## Document text
-----

Evaluating Interviews

24 minutes, 1 link

You’re reading an excerpt of The Holloway Guide to Technical Recruiting and Hiring, a book by Osman (Ozzie) Osman and over 45 other contributors. It is the most authoritative resource on growing software engineering teams effectively, written by and for hiring managers, recruiters, interviewers, and candidates. Purchase the book to support the author and the ad-free Holloway reading experience. You get instant digital access, over 800 links and references, commentary and future updates, and a high-quality PDF download.

When interviewers know what to expect from interview questions—what makes an answer “poor,” “fair,” “good,” or “excellent”—they are less likely to let noise and bias slip into their evaluations. Rubrics are systems that make it easier for interviewers to provide and discuss feedback on candidates, because everyone will be working from the same set of expectations.

A rubric is a set of guidance, usually written, for evaluating candidate’s answers to interview questions. Included in this guidance may be examples of answers at different quality levels, or prompts to help the interviewer perform their assessment. Rubrics may also provide interviewers with a series of questions to use, typically of increasing difficulty.

In a structured interview, rubrics are essential to keep interviewers on track and ensure an effective and fair process. Even with a rubric, it can be tricky to specify exactly what a good or bad performance looks like—there’s always variation in each individual and room for human judgment or interpretation. You might think of rubrics as a starting point to help foster fair and productive interviews and evaluations.

There are many ways to write technical and nontechnical rubrics, and every company has their own method.

Building Rubrics

Teams design rubrics differently. Rubrics can be perfunctory, with just a list of questions to ask and simple pass/fail boxes to check, or they can be detailed, including briefs on why each question is being asked, descriptions of what different levels of success are for each question, and/or what would be expected of different candidate levels for each question. The more detailed the rubric, the more fair and systematic the process—but the greater the challenge of designing and maintaining it.

-----

## A block of data
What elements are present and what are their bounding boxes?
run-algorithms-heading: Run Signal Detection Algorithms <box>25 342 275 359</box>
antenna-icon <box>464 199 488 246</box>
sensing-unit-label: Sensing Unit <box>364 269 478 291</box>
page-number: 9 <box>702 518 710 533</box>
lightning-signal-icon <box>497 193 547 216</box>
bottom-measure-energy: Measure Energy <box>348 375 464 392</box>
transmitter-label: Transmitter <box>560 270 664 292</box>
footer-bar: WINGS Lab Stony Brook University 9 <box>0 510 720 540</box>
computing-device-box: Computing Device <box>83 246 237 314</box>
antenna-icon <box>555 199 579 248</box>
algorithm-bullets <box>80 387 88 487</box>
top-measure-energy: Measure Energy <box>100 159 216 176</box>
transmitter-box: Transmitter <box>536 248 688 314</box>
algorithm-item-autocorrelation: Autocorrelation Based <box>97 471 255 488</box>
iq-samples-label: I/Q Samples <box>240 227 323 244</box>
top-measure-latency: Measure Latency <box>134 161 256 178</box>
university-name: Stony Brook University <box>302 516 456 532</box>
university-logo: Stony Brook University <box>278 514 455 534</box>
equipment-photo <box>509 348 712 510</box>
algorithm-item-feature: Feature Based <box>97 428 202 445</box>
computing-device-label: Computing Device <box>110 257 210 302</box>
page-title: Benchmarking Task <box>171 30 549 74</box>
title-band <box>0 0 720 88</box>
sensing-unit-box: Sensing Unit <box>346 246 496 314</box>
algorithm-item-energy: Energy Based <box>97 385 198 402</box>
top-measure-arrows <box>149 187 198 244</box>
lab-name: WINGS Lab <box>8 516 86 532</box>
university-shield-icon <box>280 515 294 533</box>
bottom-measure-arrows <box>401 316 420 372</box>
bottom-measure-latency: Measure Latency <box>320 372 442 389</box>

-----

## Task list
a: Copy the passage on interview rubrics again, beginning at the words "In a structured" and stopping after "their own method.", and change "human judgment" to "personal judgment" throughout.
b: According to the passage on interview rubrics, what may rubrics give interviewers that is typically of increasing difficulty?
The rows above play no part in any of this.

## Answers to each task
a:
In a structured interview, rubrics are essential to keep interviewers on track and ensure an effective and fair process. Even with a rubric, it can be tricky to specify exactly what a good or bad performance looks like—there’s always variation in each individual and room for personal judgment or interpretation. You might think of rubrics as a starting point to help foster fair and productive interviews and evaluations.

There are many ways to write technical and nontechnical rubrics, and every company has their own method.

b: A series of questions to use.